*WHAT YOU ARE ASKED TO DO:*
Extract each line where the string "also" shows up.

*SUPPLIED MATERIAL:*
□ □ □ □
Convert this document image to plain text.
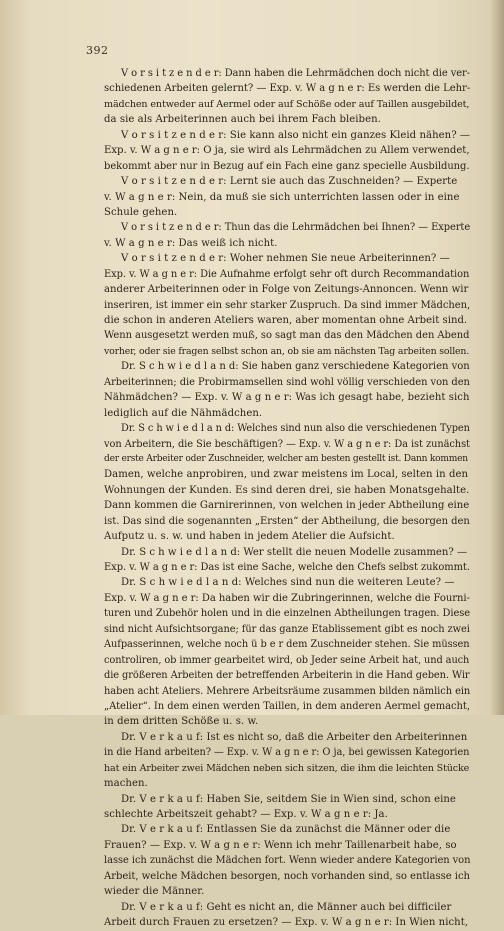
392
V o r s i t z e n d e r: Dann haben die Lehrmädchen doch nicht die ver-
schiedenen Arbeiten gelernt? — Exp. v. W a g n e r: Es werden die Lehr-
mädchen entweder auf Aermel oder auf Schöße oder auf Taillen ausgebildet,
da sie als Arbeiterinnen auch bei ihrem Fach bleiben.
V o r s i t z e n d e r: Sie kann also nicht ein ganzes Kleid nähen? —
Exp. v. W a g n e r: O ja, sie wird als Lehrmädchen zu Allem verwendet,
bekommt aber nur in Bezug auf ein Fach eine ganz specielle Ausbildung.
V o r s i t z e n d e r: Lernt sie auch das Zuschneiden? — Experte
v. W a g n e r: Nein, da muß sie sich unterrichten lassen oder in eine
Schule gehen.
V o r s i t z e n d e r: Thun das die Lehrmädchen bei Ihnen? — Experte
v. W a g n e r: Das weiß ich nicht.
V o r s i t z e n d e r: Woher nehmen Sie neue Arbeiterinnen? —
Exp. v. W a g n e r: Die Aufnahme erfolgt sehr oft durch Recommandation
anderer Arbeiterinnen oder in Folge von Zeitungs-Annoncen. Wenn wir
inseriren, ist immer ein sehr starker Zuspruch. Da sind immer Mädchen,
die schon in anderen Ateliers waren, aber momentan ohne Arbeit sind.
Wenn ausgesetzt werden muß, so sagt man das den Mädchen den Abend
vorher, oder sie fragen selbst schon an, ob sie am nächsten Tag arbeiten sollen.
Dr. S c h w i e d l a n d: Sie haben ganz verschiedene Kategorien von
Arbeiterinnen; die Probirmamsellen sind wohl völlig verschieden von den
Nähmädchen? — Exp. v. W a g n e r: Was ich gesagt habe, bezieht sich
lediglich auf die Nähmädchen.
Dr. S c h w i e d l a n d: Welches sind nun also die verschiedenen Typen
von Arbeitern, die Sie beschäftigen? — Exp. v. W a g n e r: Da ist zunächst
der erste Arbeiter oder Zuschneider, welcher am besten gestellt ist. Dann kommen
Damen, welche anprobiren, und zwar meistens im Local, selten in den
Wohnungen der Kunden. Es sind deren drei, sie haben Monatsgehalte.
Dann kommen die Garnirerinnen, von welchen in jeder Abtheilung eine
ist. Das sind die sogenannten „Ersten“ der Abtheilung, die besorgen den
Aufputz u. s. w. und haben in jedem Atelier die Aufsicht.
Dr. S c h w i e d l a n d: Wer stellt die neuen Modelle zusammen? —
Exp. v. W a g n e r: Das ist eine Sache, welche den Chefs selbst zukommt.
Dr. S c h w i e d l a n d: Welches sind nun die weiteren Leute? —
Exp. v. W a g n e r: Da haben wir die Zubringerinnen, welche die Fourni-
turen und Zubehör holen und in die einzelnen Abtheilungen tragen. Diese
sind nicht Aufsichtsorgane; für das ganze Etablissement gibt es noch zwei
Aufpasserinnen, welche noch ü b e r dem Zuschneider stehen. Sie müssen
controliren, ob immer gearbeitet wird, ob Jeder seine Arbeit hat, und auch
die größeren Arbeiten der betreffenden Arbeiterin in die Hand geben. Wir
haben acht Ateliers. Mehrere Arbeitsräume zusammen bilden nämlich ein
„Atelier“. In dem einen werden Taillen, in dem anderen Aermel gemacht,
in dem dritten Schöße u. s. w.
Dr. V e r k a u f: Ist es nicht so, daß die Arbeiter den Arbeiterinnen
in die Hand arbeiten? — Exp. v. W a g n e r: O ja, bei gewissen Kategorien
hat ein Arbeiter zwei Mädchen neben sich sitzen, die ihm die leichten Stücke
machen.
Dr. V e r k a u f: Haben Sie, seitdem Sie in Wien sind, schon eine
schlechte Arbeitszeit gehabt? — Exp. v. W a g n e r: Ja.
Dr. V e r k a u f: Entlassen Sie da zunächst die Männer oder die
Frauen? — Exp. v. W a g n e r: Wenn ich mehr Taillenarbeit habe, so
lasse ich zunächst die Mädchen fort. Wenn wieder andere Kategorien von
Arbeit, welche Mädchen besorgen, noch vorhanden sind, so entlasse ich
wieder die Männer.
Dr. V e r k a u f: Geht es nicht an, die Männer auch bei difficiler
Arbeit durch Frauen zu ersetzen? — Exp. v. W a g n e r: In Wien nicht,
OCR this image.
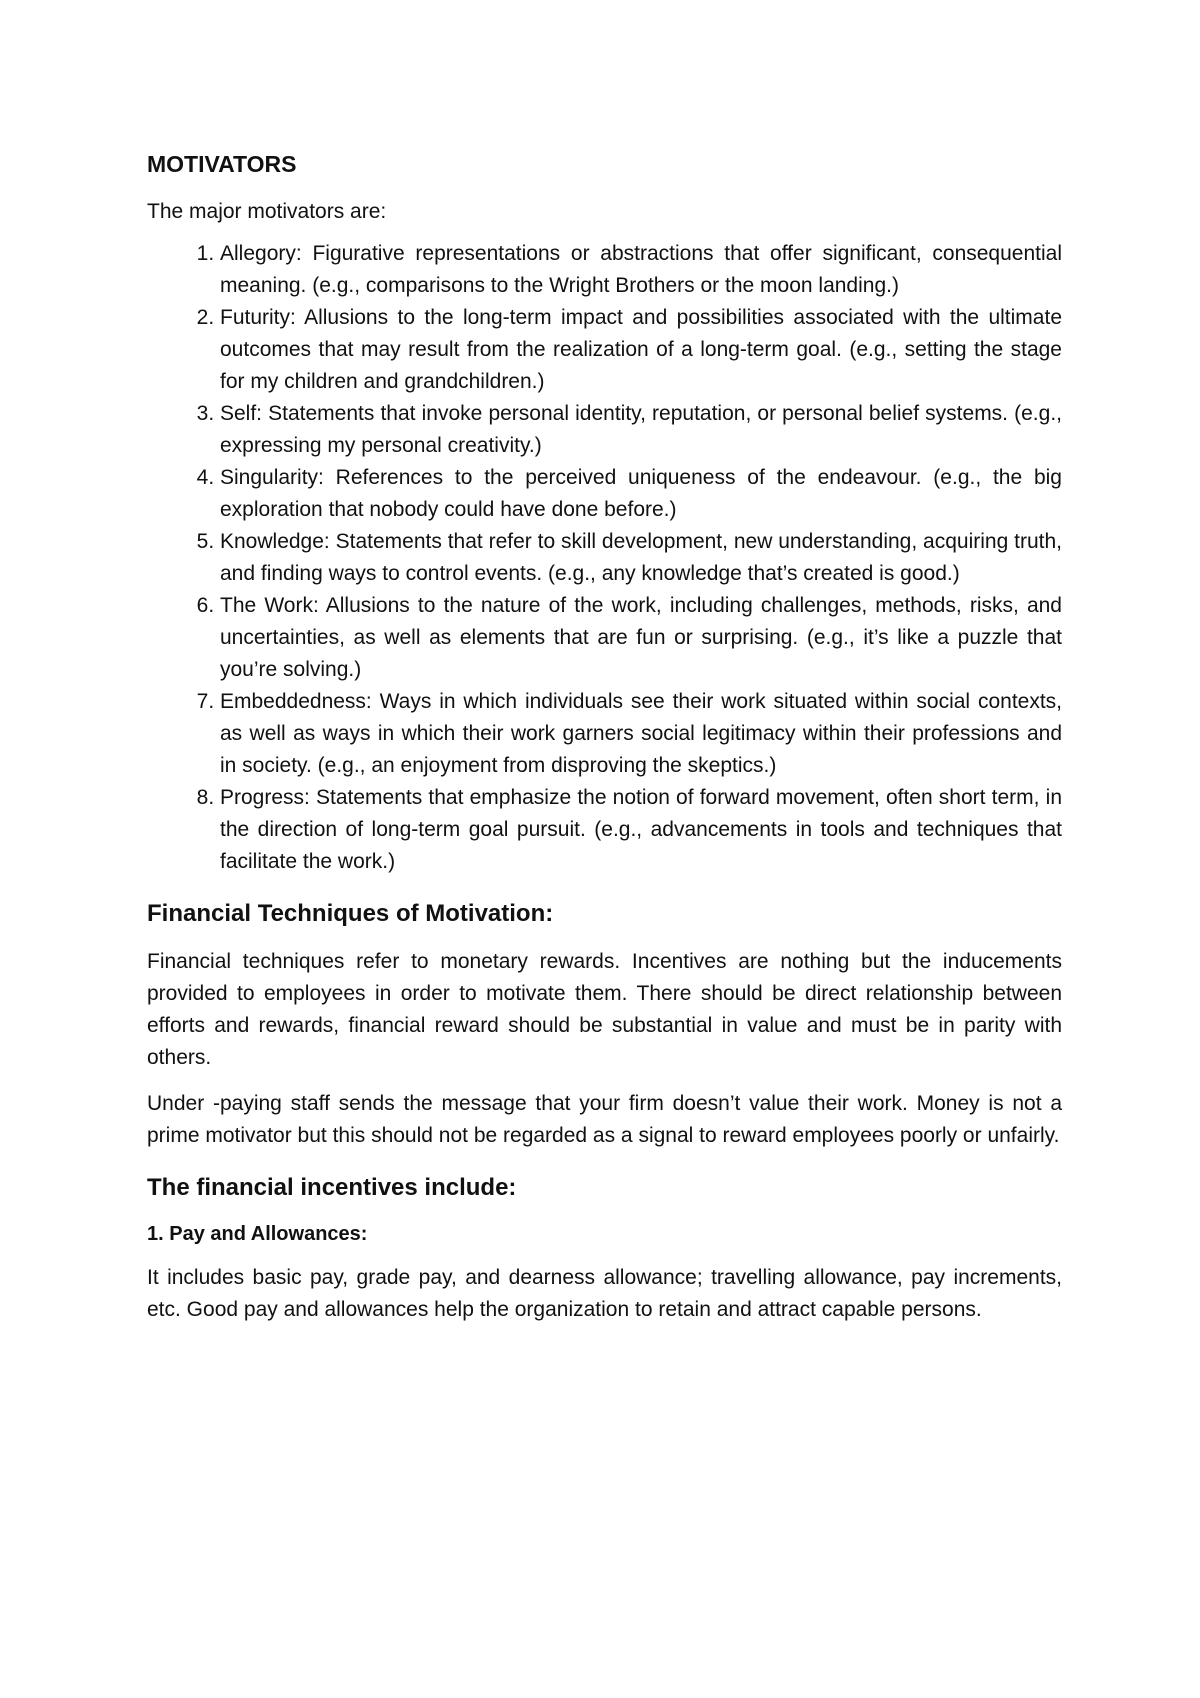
MOTIVATORS
The major motivators are:
1. Allegory: Figurative representations or abstractions that offer significant, consequential meaning. (e.g., comparisons to the Wright Brothers or the moon landing.)
2. Futurity: Allusions to the long-term impact and possibilities associated with the ultimate outcomes that may result from the realization of a long-term goal. (e.g., setting the stage for my children and grandchildren.)
3. Self: Statements that invoke personal identity, reputation, or personal belief systems. (e.g., expressing my personal creativity.)
4. Singularity: References to the perceived uniqueness of the endeavour. (e.g., the big exploration that nobody could have done before.)
5. Knowledge: Statements that refer to skill development, new understanding, acquiring truth, and finding ways to control events. (e.g., any knowledge that’s created is good.)
6. The Work: Allusions to the nature of the work, including challenges, methods, risks, and uncertainties, as well as elements that are fun or surprising. (e.g., it’s like a puzzle that you’re solving.)
7. Embeddedness: Ways in which individuals see their work situated within social contexts, as well as ways in which their work garners social legitimacy within their professions and in society. (e.g., an enjoyment from disproving the skeptics.)
8. Progress: Statements that emphasize the notion of forward movement, often short term, in the direction of long-term goal pursuit. (e.g., advancements in tools and techniques that facilitate the work.)
Financial Techniques of Motivation:

Financial techniques refer to monetary rewards. Incentives are nothing but the inducements provided to employees in order to motivate them. There should be direct relationship between efforts and rewards, financial reward should be substantial in value and must be in parity with others.

Under -paying staff sends the message that your firm doesn’t value their work. Money is not a prime motivator but this should not be regarded as a signal to reward employees poorly or unfairly.

The financial incentives include:
1. Pay and Allowances:

It includes basic pay, grade pay, and dearness allowance; travelling allowance, pay increments, etc. Good pay and allowances help the organization to retain and attract capable persons.
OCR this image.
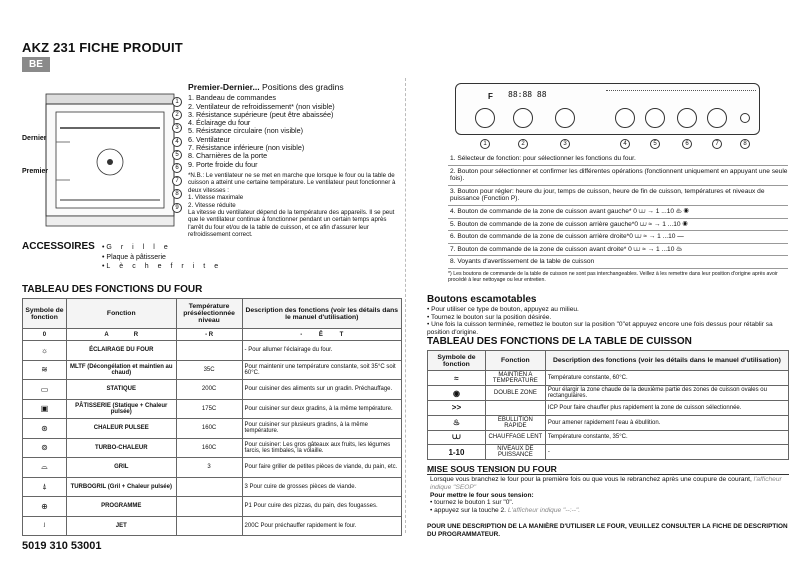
AKZ 231 FICHE PRODUIT
BE
Dernier
Premier
1
2
3
4
5
6
7
8
9
Premier-Dernier... Positions des gradins
1. Bandeau de commandes
2. Ventilateur de refroidissement* (non visible)
3. Résistance supérieure (peut être abaissée)
4. Éclairage du four
5. Résistance circulaire (non visible)
6. Ventilateur
7. Résistance inférieure (non visible)
8. Charnières de la porte
9. Porte froide du four
*N.B.: Le ventilateur ne se met en marche que lorsque le four ou la table de cuisson a atteint une certaine température. Le ventilateur peut fonctionner à deux vitesses :
1. Vitesse maximale
2. Vitesse réduite
La vitesse du ventilateur dépend de la température des appareils. Il se peut que le ventilateur continue à fonctionner pendant un certain temps après l'arrêt du four et/ou de la table de cuisson, et ce afin d'assurer leur refroidissement correct.
ACCESSOIRES • Grille
• Plaque à pâtisserie
• Lèchefrite
TABLEAU DES FONCTIONS DU FOUR
Symbole de fonction	Fonction	Température présélectionnée niveau	Description des fonctions (voir les détails dans le manuel d'utilisation)
0	A R	- R	- Ê T
☼	ÉCLAIRAGE DU FOUR		- Pour allumer l'éclairage du four.
≋	MLTF (Décongélation et maintien au chaud)	35C	Pour maintenir une température constante, soit 35°C soit 60°C.
▭	STATIQUE	200C	Pour cuisiner des aliments sur un gradin. Préchauffage.
▣	PÂTISSERIE (Statique + Chaleur pulsée)	175C	Pour cuisiner sur deux gradins, à la même température.
⊛	CHALEUR PULSEE	160C	Pour cuisiner sur plusieurs gradins, à la même température.
⊚	TURBO-CHALEUR	160C	Pour cuisiner: Les gros gâteaux aux fruits, les légumes farcis, les timbales, la volaille.
⌓	GRIL	3	Pour faire griller de petites pièces de viande, du pain, etc.
⍋	TURBOGRIL (Gril + Chaleur pulsée)		3 Pour cuire de grosses pièces de viande.
⊕	PROGRAMME		P1 Pour cuire des pizzas, du pain, des fougasses.
ʲ	JET		200C Pour préchauffer rapidement le four.
5019 310 53001
F 88:88 88
1	2	3	4	5	6	7	8
1. Sélecteur de fonction: pour sélectionner les fonctions du four.
2. Bouton pour sélectionner et confirmer les différentes opérations (fonctionnent uniquement en appuyant une seule fois).
3. Bouton pour régler: heure du jour, temps de cuisson, heure de fin de cuisson, températures et niveaux de puissance (Fonction P).
4. Bouton de commande de la zone de cuisson avant gauche* 0 ⩊ → 1 ...10 ♨ ◉
5. Bouton de commande de la zone de cuisson arrière gauche*0 ⩊ ≈ → 1 ...10 ◉
6. Bouton de commande de la zone de cuisson arrière droite*0 ⩊ ≈ → 1 ...10 ━
7. Bouton de commande de la zone de cuisson avant droite* 0 ⩊ ≈ → 1 ...10 ♨
8. Voyants d'avertissement de la table de cuisson
*) Les boutons de commande de la table de cuisson ne sont pas interchangeables. Veillez à les remettre dans leur position d'origine après avoir procédé à leur nettoyage ou leur entretien.
Boutons escamotables
• Pour utiliser ce type de bouton, appuyez au milieu.
• Tournez le bouton sur la position désirée.
• Une fois la cuisson terminée, remettez le bouton sur la position "0"et appuyez encore une fois dessus pour rétablir sa position d'origine.
TABLEAU DES FONCTIONS DE LA TABLE DE CUISSON
Symbole de fonction	Fonction	Description des fonctions (voir les détails dans le manuel d'utilisation)
≈	MAINTIEN A TEMPERATURE	Température constante, 60°C.
◉	DOUBLE ZONE	Pour élargir la zone chaude de la deuxième partie des zones de cuisson ovales ou rectangulaires.
>>		ICP Pour faire chauffer plus rapidement la zone de cuisson sélectionnée.
♨	EBULLITION RAPIDE	Pour amener rapidement l'eau à ébullition.
⩊	CHAUFFAGE LENT	Température constante, 35°C.
1-10	NIVEAUX DE PUISSANCE	-
MISE SOUS TENSION DU FOUR
Lorsque vous branchez le four pour la première fois ou que vous le rebranchez après une coupure de courant, l'afficheur indique "SEOP"
Pour mettre le four sous tension:
• tournez le bouton 1 sur "0".
• appuyez sur la touche 2. L'afficheur indique "--:--".
POUR UNE DESCRIPTION DE LA MANIÈRE D'UTILISER LE FOUR, VEUILLEZ CONSULTER LA FICHE DE DESCRIPTION DU PROGRAMMATEUR.
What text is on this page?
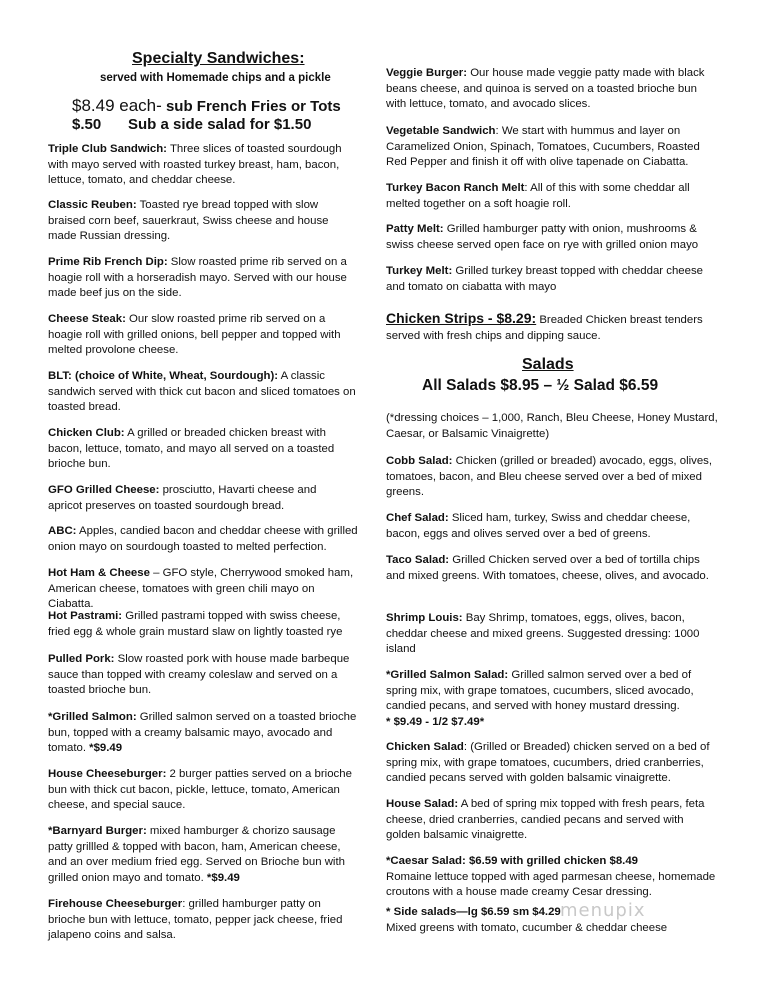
Specialty Sandwiches:
served with Homemade chips and a pickle
$8.49 each- sub French Fries or Tots $.50	Sub a side salad for $1.50
Triple Club Sandwich: Three slices of toasted sourdough with mayo served with roasted turkey breast, ham, bacon, lettuce, tomato, and cheddar cheese.
Classic Reuben: Toasted rye bread topped with slow braised corn beef, sauerkraut, Swiss cheese and house made Russian dressing.
Prime Rib French Dip: Slow roasted prime rib served on a hoagie roll with a horseradish mayo. Served with our house made beef jus on the side.
Cheese Steak: Our slow roasted prime rib served on a hoagie roll with grilled onions, bell pepper and topped with melted provolone cheese.
BLT: (choice of White, Wheat, Sourdough): A classic sandwich served with thick cut bacon and sliced tomatoes on toasted bread.
Chicken Club: A grilled or breaded chicken breast with bacon, lettuce, tomato, and mayo all served on a toasted brioche bun.
GFO Grilled Cheese: prosciutto, Havarti cheese and apricot preserves on toasted sourdough bread.
ABC: Apples, candied bacon and cheddar cheese with grilled onion mayo on sourdough toasted to melted perfection.
Hot Ham & Cheese – GFO style, Cherrywood smoked ham, American cheese, tomatoes with green chili mayo on Ciabatta.
Hot Pastrami: Grilled pastrami topped with swiss cheese, fried egg & whole grain mustard slaw on lightly toasted rye
Pulled Pork: Slow roasted pork with house made barbeque sauce than topped with creamy coleslaw and served on a toasted brioche bun.
*Grilled Salmon: Grilled salmon served on a toasted brioche bun, topped with a creamy balsamic mayo, avocado and tomato. *$9.49
House Cheeseburger: 2 burger patties served on a brioche bun with thick cut bacon, pickle, lettuce, tomato, American cheese, and special sauce.
*Barnyard Burger: mixed hamburger & chorizo sausage patty grillled & topped with bacon, ham, American cheese, and an over medium fried egg. Served on Brioche bun with grilled onion mayo and tomato. *$9.49
Firehouse Cheeseburger: grilled hamburger patty on brioche bun with lettuce, tomato, pepper jack cheese, fried jalapeno coins and salsa.
Veggie Burger: Our house made veggie patty made with black beans cheese, and quinoa is served on a toasted brioche bun with lettuce, tomato, and avocado slices.
Vegetable Sandwich: We start with hummus and layer on Caramelized Onion, Spinach, Tomatoes, Cucumbers, Roasted Red Pepper and finish it off with olive tapenade on Ciabatta.
Turkey Bacon Ranch Melt: All of this with some cheddar all melted together on a soft hoagie roll.
Patty Melt: Grilled hamburger patty with onion, mushrooms & swiss cheese served open face on rye with grilled onion mayo
Turkey Melt: Grilled turkey breast topped with cheddar cheese and tomato on ciabatta with mayo
Chicken Strips - $8.29: Breaded Chicken breast tenders served with fresh chips and dipping sauce.
Salads
All Salads $8.95 – ½ Salad $6.59
(*dressing choices – 1,000, Ranch, Bleu Cheese, Honey Mustard, Caesar, or Balsamic Vinaigrette)
Cobb Salad: Chicken (grilled or breaded) avocado, eggs, olives, tomatoes, bacon, and Bleu cheese served over a bed of mixed greens.
Chef Salad: Sliced ham, turkey, Swiss and cheddar cheese, bacon, eggs and olives served over a bed of greens.
Taco Salad: Grilled Chicken served over a bed of tortilla chips and mixed greens. With tomatoes, cheese, olives, and avocado.
Shrimp Louis: Bay Shrimp, tomatoes, eggs, olives, bacon, cheddar cheese and mixed greens. Suggested dressing: 1000 island
*Grilled Salmon Salad: Grilled salmon served over a bed of spring mix, with grape tomatoes, cucumbers, sliced avocado, candied pecans, and served with honey mustard dressing.
* $9.49 - 1/2 $7.49*
Chicken Salad: (Grilled or Breaded) chicken served on a bed of spring mix, with grape tomatoes, cucumbers, dried cranberries, candied pecans served with golden balsamic vinaigrette.
House Salad: A bed of spring mix topped with fresh pears, feta cheese, dried cranberries, candied pecans and served with golden balsamic vinaigrette.
*Caesar Salad: $6.59 with grilled chicken $8.49
Romaine lettuce topped with aged parmesan cheese, homemade croutons with a house made creamy Cesar dressing.
* Side salads—lg $6.59 sm $4.29
Mixed greens with tomato, cucumber & cheddar cheese
menupix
□ □ □ □
*SOLUTION TO THIS PROBLEM:*
V o r s i t z e n d e r: Sie kann also nicht ein ganzes Kleid nähen? —
Dr. S c h w i e d l a n d: Welches sind nun also die verschiedenen Typen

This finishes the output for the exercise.